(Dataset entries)
--- begin ---

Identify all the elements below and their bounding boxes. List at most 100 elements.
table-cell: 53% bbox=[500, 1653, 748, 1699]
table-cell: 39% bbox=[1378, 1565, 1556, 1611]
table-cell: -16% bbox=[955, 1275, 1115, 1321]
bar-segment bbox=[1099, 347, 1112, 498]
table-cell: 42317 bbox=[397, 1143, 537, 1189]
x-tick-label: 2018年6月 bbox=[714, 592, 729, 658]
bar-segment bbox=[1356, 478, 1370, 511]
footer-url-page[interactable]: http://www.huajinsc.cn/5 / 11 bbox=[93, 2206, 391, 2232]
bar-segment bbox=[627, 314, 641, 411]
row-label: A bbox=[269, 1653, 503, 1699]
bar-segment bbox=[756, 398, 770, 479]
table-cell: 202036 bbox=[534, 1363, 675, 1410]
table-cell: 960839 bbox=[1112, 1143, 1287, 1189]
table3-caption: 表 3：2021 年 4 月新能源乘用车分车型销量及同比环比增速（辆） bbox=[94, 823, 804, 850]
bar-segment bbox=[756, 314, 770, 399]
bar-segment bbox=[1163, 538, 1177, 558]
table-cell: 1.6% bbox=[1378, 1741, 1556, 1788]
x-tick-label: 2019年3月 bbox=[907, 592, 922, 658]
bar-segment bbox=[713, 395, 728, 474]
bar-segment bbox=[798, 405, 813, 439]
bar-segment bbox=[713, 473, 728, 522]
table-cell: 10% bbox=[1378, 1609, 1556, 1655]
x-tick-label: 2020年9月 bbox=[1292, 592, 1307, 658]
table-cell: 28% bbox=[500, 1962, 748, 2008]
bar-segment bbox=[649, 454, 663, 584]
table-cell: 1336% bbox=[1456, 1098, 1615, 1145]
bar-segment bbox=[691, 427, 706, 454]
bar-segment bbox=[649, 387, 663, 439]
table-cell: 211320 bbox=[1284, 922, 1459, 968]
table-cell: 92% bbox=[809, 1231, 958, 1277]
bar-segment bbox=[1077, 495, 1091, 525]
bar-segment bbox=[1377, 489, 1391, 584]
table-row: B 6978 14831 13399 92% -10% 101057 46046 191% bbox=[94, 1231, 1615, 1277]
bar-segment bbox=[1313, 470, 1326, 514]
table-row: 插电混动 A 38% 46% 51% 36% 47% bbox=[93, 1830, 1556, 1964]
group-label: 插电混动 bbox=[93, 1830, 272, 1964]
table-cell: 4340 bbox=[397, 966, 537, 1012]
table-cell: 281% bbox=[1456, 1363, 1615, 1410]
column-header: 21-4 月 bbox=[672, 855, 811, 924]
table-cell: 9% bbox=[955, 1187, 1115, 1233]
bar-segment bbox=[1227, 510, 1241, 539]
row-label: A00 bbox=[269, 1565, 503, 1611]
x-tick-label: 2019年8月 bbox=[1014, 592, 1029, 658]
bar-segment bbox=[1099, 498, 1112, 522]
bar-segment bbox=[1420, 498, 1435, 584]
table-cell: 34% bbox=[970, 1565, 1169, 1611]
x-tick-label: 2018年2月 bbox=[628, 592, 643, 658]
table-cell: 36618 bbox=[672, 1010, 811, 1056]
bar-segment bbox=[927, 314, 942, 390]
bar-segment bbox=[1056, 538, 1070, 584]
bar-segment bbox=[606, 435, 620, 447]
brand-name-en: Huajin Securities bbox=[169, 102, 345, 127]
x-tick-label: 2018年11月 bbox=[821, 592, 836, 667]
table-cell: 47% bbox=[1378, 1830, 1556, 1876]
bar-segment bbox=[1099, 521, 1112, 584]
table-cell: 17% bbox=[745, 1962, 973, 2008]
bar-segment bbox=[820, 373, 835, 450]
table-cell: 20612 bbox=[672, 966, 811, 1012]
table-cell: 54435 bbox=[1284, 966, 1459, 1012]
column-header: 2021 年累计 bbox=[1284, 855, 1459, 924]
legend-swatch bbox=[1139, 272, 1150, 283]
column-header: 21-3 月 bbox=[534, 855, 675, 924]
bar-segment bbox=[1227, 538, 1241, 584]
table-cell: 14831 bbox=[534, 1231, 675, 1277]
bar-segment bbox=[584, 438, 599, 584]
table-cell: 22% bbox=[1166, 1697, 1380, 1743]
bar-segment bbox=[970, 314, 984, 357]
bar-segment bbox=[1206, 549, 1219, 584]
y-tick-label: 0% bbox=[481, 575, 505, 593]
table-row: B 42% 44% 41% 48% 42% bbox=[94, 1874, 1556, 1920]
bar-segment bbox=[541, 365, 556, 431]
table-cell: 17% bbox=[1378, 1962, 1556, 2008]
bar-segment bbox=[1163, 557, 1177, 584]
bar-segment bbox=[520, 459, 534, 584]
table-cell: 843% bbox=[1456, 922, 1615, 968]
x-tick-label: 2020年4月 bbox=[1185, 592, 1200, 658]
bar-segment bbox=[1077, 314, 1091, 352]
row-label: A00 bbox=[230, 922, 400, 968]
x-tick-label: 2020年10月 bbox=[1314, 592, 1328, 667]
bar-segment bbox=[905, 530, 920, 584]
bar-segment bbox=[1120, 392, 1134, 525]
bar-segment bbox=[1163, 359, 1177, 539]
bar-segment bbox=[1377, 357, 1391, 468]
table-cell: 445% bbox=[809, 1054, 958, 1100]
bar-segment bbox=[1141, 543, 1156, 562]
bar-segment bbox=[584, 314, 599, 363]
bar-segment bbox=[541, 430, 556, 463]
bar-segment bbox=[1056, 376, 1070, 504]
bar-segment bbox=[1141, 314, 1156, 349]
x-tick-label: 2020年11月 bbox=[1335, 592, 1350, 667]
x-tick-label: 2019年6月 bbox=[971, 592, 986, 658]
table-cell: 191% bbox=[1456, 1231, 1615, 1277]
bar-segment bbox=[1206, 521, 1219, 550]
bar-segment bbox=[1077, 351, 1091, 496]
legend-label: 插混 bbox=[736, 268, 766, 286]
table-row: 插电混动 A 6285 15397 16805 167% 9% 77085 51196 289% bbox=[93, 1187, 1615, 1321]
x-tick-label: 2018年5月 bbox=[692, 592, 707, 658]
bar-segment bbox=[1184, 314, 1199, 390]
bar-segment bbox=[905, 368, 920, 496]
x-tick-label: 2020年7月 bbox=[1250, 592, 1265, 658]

--- end ---

Convert the stretch of the listing from its first line through the line containing "bar-segment bbox=[1077, 495, 1091, 525]" into a numbered list, leaving out any blank lines.

- [Worked answer]
1. Identify all the elements below and their bounding boxes. List at most 100 elements.
2. table-cell: 53% bbox=[500, 1653, 748, 1699]
3. table-cell: 39% bbox=[1378, 1565, 1556, 1611]
4. table-cell: -16% bbox=[955, 1275, 1115, 1321]
5. bar-segment bbox=[1099, 347, 1112, 498]
6. table-cell: 42317 bbox=[397, 1143, 537, 1189]
7. x-tick-label: 2018年6月 bbox=[714, 592, 729, 658]
8. bar-segment bbox=[1356, 478, 1370, 511]
9. footer-url-page[interactable]: http://www.huajinsc.cn/5 / 11 bbox=[93, 2206, 391, 2232]
10. bar-segment bbox=[627, 314, 641, 411]
11. row-label: A bbox=[269, 1653, 503, 1699]
12. bar-segment bbox=[756, 398, 770, 479]
13. table-cell: 202036 bbox=[534, 1363, 675, 1410]
14. table-cell: 960839 bbox=[1112, 1143, 1287, 1189]
15. table3-caption: 表 3：2021 年 4 月新能源乘用车分车型销量及同比环比增速（辆） bbox=[94, 823, 804, 850]
16. bar-segment bbox=[756, 314, 770, 399]
17. bar-segment bbox=[1163, 538, 1177, 558]
18. table-cell: 1.6% bbox=[1378, 1741, 1556, 1788]
19. x-tick-label: 2019年3月 bbox=[907, 592, 922, 658]
20. bar-segment bbox=[713, 395, 728, 474]
21. bar-segment bbox=[798, 405, 813, 439]
22. bar-segment bbox=[713, 473, 728, 522]
23. table-cell: 10% bbox=[1378, 1609, 1556, 1655]
24. x-tick-label: 2020年9月 bbox=[1292, 592, 1307, 658]
25. table-cell: 28% bbox=[500, 1962, 748, 2008]
26. bar-segment bbox=[649, 454, 663, 584]
27. table-cell: 1336% bbox=[1456, 1098, 1615, 1145]
28. bar-segment bbox=[691, 427, 706, 454]
29. bar-segment bbox=[649, 387, 663, 439]
30. table-cell: 211320 bbox=[1284, 922, 1459, 968]
31. table-cell: 92% bbox=[809, 1231, 958, 1277]
32. bar-segment bbox=[1077, 495, 1091, 525]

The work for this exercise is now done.